Extrait du texte:
==================================================

La place du chrétien dans le monde :
évolution de la pensée évangélique au XXIe siècle1
Par Stéphane LAUZET2
Dès l’origine, le christianisme a développé ce que nous appellerons une action sociale et invité tout un chacun (y compris les dirigeants) à agir pour le bien et les réveils ont toujours comporté une dimension sociale.
On pense à FINNEY et à ses convertis qui lancèrent plusieurs réformes sociales (notamment la lutte contre l’esclavage). On peut évoquer aussi John BOST, le fondateur des asiles du même nom ou WESLEY, tout autant prédicateur de l’Evangile que prophète de la justice sociale. Ou bien encore, Henri DUNANT, le fondateur de La Croix-Rouge, ou la multitude de ces missionnaires qui ne se contentèrent pas d’annoncer le Salut en Jésus-Christ, mais travaillèrent à améliorer les conditions de vie des peuples vers lesquels ils étaient envoyés.
Le missiologue, R. PIERCE BEAVER, écrit : « on peut remonter le cours de l’Histoire jusqu’aux apôtres pour se rendre compte que l’action sociale a toujours accompagné l’effort missionnaire… Tout au long du XIXe siècle, ils travaillèrent à l’implantation d’écoles… et d’industries locales… Ils s’opposèrent au commerce des esclaves… Ils combattirent avec acharnement pour les droits de l’homme en Chine… Ils s’opposèrent à l’esclavage social et économique des démunis et des parias dû au système des castes, en Inde ».

==================================================

Matériau:
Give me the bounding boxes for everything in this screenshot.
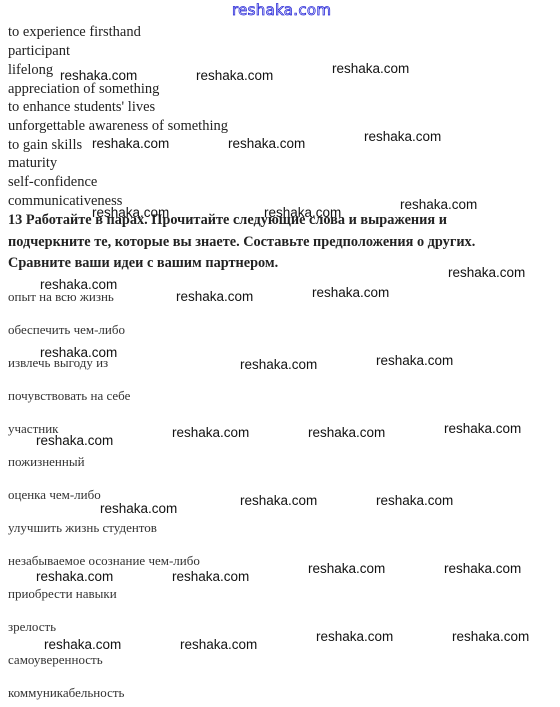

==================================================

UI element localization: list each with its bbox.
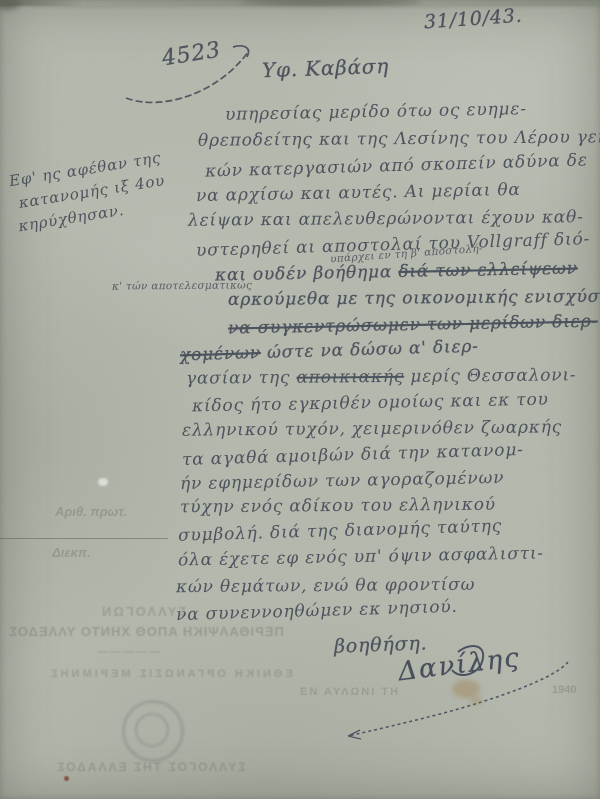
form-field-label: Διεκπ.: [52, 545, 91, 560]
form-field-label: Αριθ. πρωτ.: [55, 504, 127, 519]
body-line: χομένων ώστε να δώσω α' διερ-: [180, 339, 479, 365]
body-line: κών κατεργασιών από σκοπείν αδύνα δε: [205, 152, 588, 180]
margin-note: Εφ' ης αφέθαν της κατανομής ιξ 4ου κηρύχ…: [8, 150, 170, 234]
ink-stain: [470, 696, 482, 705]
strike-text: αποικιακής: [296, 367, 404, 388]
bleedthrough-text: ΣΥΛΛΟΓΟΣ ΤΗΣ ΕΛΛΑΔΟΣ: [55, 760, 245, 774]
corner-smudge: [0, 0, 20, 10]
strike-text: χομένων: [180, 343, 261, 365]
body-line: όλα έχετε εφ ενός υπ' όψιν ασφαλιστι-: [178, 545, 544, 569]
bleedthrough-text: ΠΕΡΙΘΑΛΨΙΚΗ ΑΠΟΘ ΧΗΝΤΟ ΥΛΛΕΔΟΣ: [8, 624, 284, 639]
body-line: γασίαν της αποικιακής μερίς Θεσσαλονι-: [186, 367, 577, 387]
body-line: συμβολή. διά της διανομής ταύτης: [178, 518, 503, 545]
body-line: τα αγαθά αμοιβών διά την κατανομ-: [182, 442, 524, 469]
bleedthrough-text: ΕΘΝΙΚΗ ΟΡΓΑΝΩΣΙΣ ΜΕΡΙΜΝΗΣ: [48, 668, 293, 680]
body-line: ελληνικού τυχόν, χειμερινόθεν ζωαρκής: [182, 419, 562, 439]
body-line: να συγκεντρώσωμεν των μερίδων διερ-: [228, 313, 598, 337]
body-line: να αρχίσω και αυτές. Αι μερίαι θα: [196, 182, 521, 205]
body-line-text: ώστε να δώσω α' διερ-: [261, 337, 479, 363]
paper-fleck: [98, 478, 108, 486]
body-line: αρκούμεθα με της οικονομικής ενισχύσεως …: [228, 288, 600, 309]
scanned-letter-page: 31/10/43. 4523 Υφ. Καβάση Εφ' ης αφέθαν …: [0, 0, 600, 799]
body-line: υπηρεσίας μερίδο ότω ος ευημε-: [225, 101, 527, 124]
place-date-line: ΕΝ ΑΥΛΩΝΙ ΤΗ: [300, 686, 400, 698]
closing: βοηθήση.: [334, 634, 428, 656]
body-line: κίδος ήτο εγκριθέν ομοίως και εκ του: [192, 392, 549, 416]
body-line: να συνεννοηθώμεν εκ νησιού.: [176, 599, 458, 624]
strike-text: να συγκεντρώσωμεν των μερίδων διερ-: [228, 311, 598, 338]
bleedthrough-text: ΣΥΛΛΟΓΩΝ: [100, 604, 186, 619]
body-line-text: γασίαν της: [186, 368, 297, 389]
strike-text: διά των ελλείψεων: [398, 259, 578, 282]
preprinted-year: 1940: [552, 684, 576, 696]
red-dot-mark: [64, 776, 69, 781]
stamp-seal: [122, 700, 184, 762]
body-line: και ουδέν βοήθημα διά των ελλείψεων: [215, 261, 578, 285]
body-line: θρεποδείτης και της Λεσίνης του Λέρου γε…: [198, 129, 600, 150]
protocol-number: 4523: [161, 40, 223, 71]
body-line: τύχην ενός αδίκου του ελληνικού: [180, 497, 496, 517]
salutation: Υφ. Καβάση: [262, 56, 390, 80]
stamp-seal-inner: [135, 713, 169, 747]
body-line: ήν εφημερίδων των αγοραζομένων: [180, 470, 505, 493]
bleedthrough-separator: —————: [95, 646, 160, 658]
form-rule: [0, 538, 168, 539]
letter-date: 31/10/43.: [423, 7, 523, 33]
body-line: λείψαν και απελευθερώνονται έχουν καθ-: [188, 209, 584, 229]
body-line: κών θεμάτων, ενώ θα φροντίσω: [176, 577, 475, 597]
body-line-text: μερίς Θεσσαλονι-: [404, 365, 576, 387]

==================================================

Vos tâches:
(1) D'après l'extrait sur la place du chrétien dans le monde, qui a fondé La Croix-Rouge ?
(2) Recopiez fidèlement l'extrait sur la place du chrétien dans le monde, depuis « On pense à FINNEY » jusqu'à « ils étaient envoyés. » inclus.
(3) Rédigez la suite de l'extrait sur la place du chrétien dans le monde, à partir de sa dernière phrase.
Les lignes n'ont aucun lien avec l'extrait sur la place du chrétien dans le monde.

Réponses dans l'ordre:
(1) Henri DUNANT.

(2)
On pense à FINNEY et à ses convertis qui lancèrent plusieurs réformes sociales (notamment la lutte contre l’esclavage). On peut évoquer aussi John BOST, le fondateur des asiles du même nom ou WESLEY, tout autant prédicateur de l’Evangile que prophète de la justice sociale. Ou bien encore, Henri DUNANT, le fondateur de La Croix-Rouge, ou la multitude de ces missionnaires qui ne se contentèrent pas d’annoncer le Salut en Jésus-Christ, mais travaillèrent à améliorer les conditions de vie des peuples vers lesquels ils étaient envoyés.

(3)
On ne manquera pas de remarquer que les évangéliques ont baissé la garde au XXème siècle et abandonné ce bel élan. Quelles sont les raisons de cet abandon ? Et quelles sont les étapes décisives qui ont amené les chrétiens évangéliques à reconsidérer leur positionnement, leur présence au monde ?
1. Quatre bonnes raisons pour ne pas se soucier des questions sociales et politiques
Les quatre points suivants ont souvent amené les chrétiens, pourtant soucieux de fidélité, à négliger tel ou tel aspect du message de l’Evangile.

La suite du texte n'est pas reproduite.